The exercise ::
Filter the entries that follow, copying every line in which the word "color" appears.

────

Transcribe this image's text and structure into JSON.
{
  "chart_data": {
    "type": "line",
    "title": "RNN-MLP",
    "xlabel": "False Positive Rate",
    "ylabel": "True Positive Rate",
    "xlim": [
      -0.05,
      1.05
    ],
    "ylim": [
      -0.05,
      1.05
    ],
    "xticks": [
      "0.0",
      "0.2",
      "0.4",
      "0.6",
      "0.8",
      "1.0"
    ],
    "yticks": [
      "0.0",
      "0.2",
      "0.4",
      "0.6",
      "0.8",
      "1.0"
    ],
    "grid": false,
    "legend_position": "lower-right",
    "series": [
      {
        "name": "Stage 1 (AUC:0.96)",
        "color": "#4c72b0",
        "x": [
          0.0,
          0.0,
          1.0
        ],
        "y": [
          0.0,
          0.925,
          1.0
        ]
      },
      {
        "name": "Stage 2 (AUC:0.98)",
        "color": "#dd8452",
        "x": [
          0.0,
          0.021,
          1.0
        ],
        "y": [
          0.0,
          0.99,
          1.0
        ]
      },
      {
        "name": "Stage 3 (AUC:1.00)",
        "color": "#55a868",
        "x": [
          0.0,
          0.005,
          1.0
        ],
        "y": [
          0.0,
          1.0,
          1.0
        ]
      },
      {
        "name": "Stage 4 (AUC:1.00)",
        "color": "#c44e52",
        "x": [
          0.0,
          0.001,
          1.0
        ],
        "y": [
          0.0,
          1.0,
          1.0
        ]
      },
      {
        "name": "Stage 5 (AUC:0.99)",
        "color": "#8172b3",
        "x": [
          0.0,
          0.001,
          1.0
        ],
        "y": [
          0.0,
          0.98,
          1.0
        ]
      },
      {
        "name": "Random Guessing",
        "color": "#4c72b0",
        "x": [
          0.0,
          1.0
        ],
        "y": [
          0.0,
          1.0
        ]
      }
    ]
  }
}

────

The answer ::
        "color": "#4c72b0",
        "color": "#dd8452",
        "color": "#55a868",
        "color": "#c44e52",
        "color": "#8172b3",
        "color": "#4c72b0",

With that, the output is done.